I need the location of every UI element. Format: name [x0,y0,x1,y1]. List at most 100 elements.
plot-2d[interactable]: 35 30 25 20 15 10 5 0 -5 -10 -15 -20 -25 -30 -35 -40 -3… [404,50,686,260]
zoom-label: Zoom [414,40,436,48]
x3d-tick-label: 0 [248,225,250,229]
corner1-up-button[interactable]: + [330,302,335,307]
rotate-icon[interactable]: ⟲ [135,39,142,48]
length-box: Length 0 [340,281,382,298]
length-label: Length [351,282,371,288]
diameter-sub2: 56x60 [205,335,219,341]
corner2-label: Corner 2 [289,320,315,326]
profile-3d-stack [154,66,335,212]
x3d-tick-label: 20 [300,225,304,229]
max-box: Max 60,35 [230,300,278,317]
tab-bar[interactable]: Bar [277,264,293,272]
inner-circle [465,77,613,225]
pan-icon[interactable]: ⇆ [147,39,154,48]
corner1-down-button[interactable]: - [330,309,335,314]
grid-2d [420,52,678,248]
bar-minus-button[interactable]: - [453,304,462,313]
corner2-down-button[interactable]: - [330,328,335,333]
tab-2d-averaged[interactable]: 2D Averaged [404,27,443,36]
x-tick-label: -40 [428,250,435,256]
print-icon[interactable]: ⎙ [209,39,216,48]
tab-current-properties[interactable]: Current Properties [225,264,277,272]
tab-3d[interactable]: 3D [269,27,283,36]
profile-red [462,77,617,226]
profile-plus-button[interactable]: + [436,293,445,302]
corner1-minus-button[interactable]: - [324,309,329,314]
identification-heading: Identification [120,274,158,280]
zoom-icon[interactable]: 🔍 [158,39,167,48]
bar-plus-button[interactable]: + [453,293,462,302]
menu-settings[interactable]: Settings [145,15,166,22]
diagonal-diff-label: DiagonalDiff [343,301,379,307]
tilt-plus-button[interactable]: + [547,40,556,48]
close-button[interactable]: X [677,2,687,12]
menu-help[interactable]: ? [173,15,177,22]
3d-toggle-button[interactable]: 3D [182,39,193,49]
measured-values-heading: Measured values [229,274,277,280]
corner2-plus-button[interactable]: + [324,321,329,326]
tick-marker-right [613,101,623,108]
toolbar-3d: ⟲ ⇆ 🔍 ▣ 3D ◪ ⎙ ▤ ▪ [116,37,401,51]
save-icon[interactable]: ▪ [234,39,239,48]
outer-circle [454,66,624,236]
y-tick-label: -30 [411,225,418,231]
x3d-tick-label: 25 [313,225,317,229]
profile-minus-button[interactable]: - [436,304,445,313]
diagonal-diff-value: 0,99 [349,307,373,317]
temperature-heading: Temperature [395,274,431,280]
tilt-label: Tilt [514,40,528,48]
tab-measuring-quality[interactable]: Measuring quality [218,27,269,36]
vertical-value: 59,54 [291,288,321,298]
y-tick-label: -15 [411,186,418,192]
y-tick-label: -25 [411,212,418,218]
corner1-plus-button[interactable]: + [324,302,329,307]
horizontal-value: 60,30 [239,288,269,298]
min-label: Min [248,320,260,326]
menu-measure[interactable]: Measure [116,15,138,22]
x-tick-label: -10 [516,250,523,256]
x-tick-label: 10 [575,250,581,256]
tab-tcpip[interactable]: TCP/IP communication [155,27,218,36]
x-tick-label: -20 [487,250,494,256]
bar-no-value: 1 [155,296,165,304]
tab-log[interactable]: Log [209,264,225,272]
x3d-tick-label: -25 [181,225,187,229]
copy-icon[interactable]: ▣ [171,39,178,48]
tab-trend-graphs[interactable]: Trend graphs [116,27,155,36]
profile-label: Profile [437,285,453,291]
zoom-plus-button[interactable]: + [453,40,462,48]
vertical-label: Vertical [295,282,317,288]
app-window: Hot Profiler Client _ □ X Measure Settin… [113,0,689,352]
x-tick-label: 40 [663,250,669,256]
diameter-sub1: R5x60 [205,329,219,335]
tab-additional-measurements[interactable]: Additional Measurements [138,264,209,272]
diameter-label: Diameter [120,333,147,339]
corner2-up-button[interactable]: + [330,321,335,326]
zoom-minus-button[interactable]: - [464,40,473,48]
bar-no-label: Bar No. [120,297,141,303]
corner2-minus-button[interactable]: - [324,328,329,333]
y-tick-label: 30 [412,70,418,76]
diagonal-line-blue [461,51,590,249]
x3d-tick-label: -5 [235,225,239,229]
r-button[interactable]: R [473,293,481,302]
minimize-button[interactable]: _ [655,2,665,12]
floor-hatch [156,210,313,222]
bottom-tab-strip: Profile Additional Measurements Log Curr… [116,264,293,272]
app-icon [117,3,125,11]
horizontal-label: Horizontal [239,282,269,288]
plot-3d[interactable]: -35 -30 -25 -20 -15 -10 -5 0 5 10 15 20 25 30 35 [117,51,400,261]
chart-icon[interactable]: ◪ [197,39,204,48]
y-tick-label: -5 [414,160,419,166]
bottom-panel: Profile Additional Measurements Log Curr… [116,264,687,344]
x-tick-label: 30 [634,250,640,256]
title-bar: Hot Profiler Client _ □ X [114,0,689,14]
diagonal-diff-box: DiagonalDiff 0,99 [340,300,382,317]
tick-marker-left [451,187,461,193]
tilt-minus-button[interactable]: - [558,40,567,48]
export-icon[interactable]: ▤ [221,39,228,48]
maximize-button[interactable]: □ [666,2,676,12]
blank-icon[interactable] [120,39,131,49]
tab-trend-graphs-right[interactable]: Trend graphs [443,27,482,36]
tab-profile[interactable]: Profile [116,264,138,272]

- **STATED EXERCISE**
Copy every row above exactly as it appears, with nothing changed or left out.

- **SOLUTION**
I need the location of every UI element. Format: name [x0,y0,x1,y1]. List at most 100 elements.
plot-2d[interactable]: 35 30 25 20 15 10 5 0 -5 -10 -15 -20 -25 -30 -35 -40 -3… [404,50,686,260]
zoom-label: Zoom [414,40,436,48]
x3d-tick-label: 0 [248,225,250,229]
corner1-up-button[interactable]: + [330,302,335,307]
rotate-icon[interactable]: ⟲ [135,39,142,48]
length-box: Length 0 [340,281,382,298]
length-label: Length [351,282,371,288]
diameter-sub2: 56x60 [205,335,219,341]
corner2-label: Corner 2 [289,320,315,326]
profile-3d-stack [154,66,335,212]
x3d-tick-label: 20 [300,225,304,229]
max-box: Max 60,35 [230,300,278,317]
tab-bar[interactable]: Bar [277,264,293,272]
inner-circle [465,77,613,225]
pan-icon[interactable]: ⇆ [147,39,154,48]
corner1-down-button[interactable]: - [330,309,335,314]
grid-2d [420,52,678,248]
bar-minus-button[interactable]: - [453,304,462,313]
corner2-down-button[interactable]: - [330,328,335,333]
tab-2d-averaged[interactable]: 2D Averaged [404,27,443,36]
x-tick-label: -40 [428,250,435,256]
print-icon[interactable]: ⎙ [209,39,216,48]
tab-current-properties[interactable]: Current Properties [225,264,277,272]
tab-3d[interactable]: 3D [269,27,283,36]
profile-red [462,77,617,226]
profile-plus-button[interactable]: + [436,293,445,302]
corner1-minus-button[interactable]: - [324,309,329,314]
identification-heading: Identification [120,274,158,280]
zoom-icon[interactable]: 🔍 [158,39,167,48]
bar-plus-button[interactable]: + [453,293,462,302]
menu-settings[interactable]: Settings [145,15,166,22]
diagonal-diff-label: DiagonalDiff [343,301,379,307]
tilt-plus-button[interactable]: + [547,40,556,48]
close-button[interactable]: X [677,2,687,12]
menu-help[interactable]: ? [173,15,177,22]
3d-toggle-button[interactable]: 3D [182,39,193,49]
measured-values-heading: Measured values [229,274,277,280]
corner2-plus-button[interactable]: + [324,321,329,326]
tick-marker-right [613,101,623,108]
toolbar-3d: ⟲ ⇆ 🔍 ▣ 3D ◪ ⎙ ▤ ▪ [116,37,401,51]
save-icon[interactable]: ▪ [234,39,239,48]
outer-circle [454,66,624,236]
y-tick-label: -30 [411,225,418,231]
x3d-tick-label: 25 [313,225,317,229]
profile-minus-button[interactable]: - [436,304,445,313]
diagonal-diff-value: 0,99 [349,307,373,317]
temperature-heading: Temperature [395,274,431,280]
tilt-label: Tilt [514,40,528,48]
tab-measuring-quality[interactable]: Measuring quality [218,27,269,36]
vertical-value: 59,54 [291,288,321,298]
y-tick-label: -15 [411,186,418,192]
y-tick-label: -25 [411,212,418,218]
corner1-plus-button[interactable]: + [324,302,329,307]
horizontal-value: 60,30 [239,288,269,298]
min-label: Min [248,320,260,326]
menu-measure[interactable]: Measure [116,15,138,22]
x-tick-label: -10 [516,250,523,256]
x-tick-label: 10 [575,250,581,256]
tab-tcpip[interactable]: TCP/IP communication [155,27,218,36]
x-tick-label: -20 [487,250,494,256]
bar-no-value: 1 [155,296,165,304]
tab-log[interactable]: Log [209,264,225,272]
x3d-tick-label: -25 [181,225,187,229]
copy-icon[interactable]: ▣ [171,39,178,48]
tab-trend-graphs[interactable]: Trend graphs [116,27,155,36]
profile-label: Profile [437,285,453,291]
zoom-plus-button[interactable]: + [453,40,462,48]
vertical-label: Vertical [295,282,317,288]
app-window: Hot Profiler Client _ □ X Measure Settin… [113,0,689,352]
x-tick-label: 40 [663,250,669,256]
diameter-sub1: R5x60 [205,329,219,335]
tab-additional-measurements[interactable]: Additional Measurements [138,264,209,272]
diameter-label: Diameter [120,333,147,339]
corner2-up-button[interactable]: + [330,321,335,326]
zoom-minus-button[interactable]: - [464,40,473,48]
bar-no-label: Bar No. [120,297,141,303]
corner2-minus-button[interactable]: - [324,328,329,333]
y-tick-label: 30 [412,70,418,76]
diagonal-line-blue [461,51,590,249]
x3d-tick-label: -5 [235,225,239,229]
r-button[interactable]: R [473,293,481,302]
minimize-button[interactable]: _ [655,2,665,12]
floor-hatch [156,210,313,222]
bottom-tab-strip: Profile Additional Measurements Log Curr… [116,264,293,272]
app-icon [117,3,125,11]
horizontal-label: Horizontal [239,282,269,288]
plot-3d[interactable]: -35 -30 -25 -20 -15 -10 -5 0 5 10 15 20 25 30 35 [117,51,400,261]
chart-icon[interactable]: ◪ [197,39,204,48]
y-tick-label: -5 [414,160,419,166]
bottom-panel: Profile Additional Measurements Log Curr… [116,264,687,344]
x-tick-label: 30 [634,250,640,256]
title-bar: Hot Profiler Client _ □ X [114,0,689,14]
diagonal-diff-box: DiagonalDiff 0,99 [340,300,382,317]
tick-marker-left [451,187,461,193]
tilt-minus-button[interactable]: - [558,40,567,48]
export-icon[interactable]: ▤ [221,39,228,48]
maximize-button[interactable]: □ [666,2,676,12]
blank-icon[interactable] [120,39,131,49]
tab-trend-graphs-right[interactable]: Trend graphs [443,27,482,36]
tab-profile[interactable]: Profile [116,264,138,272]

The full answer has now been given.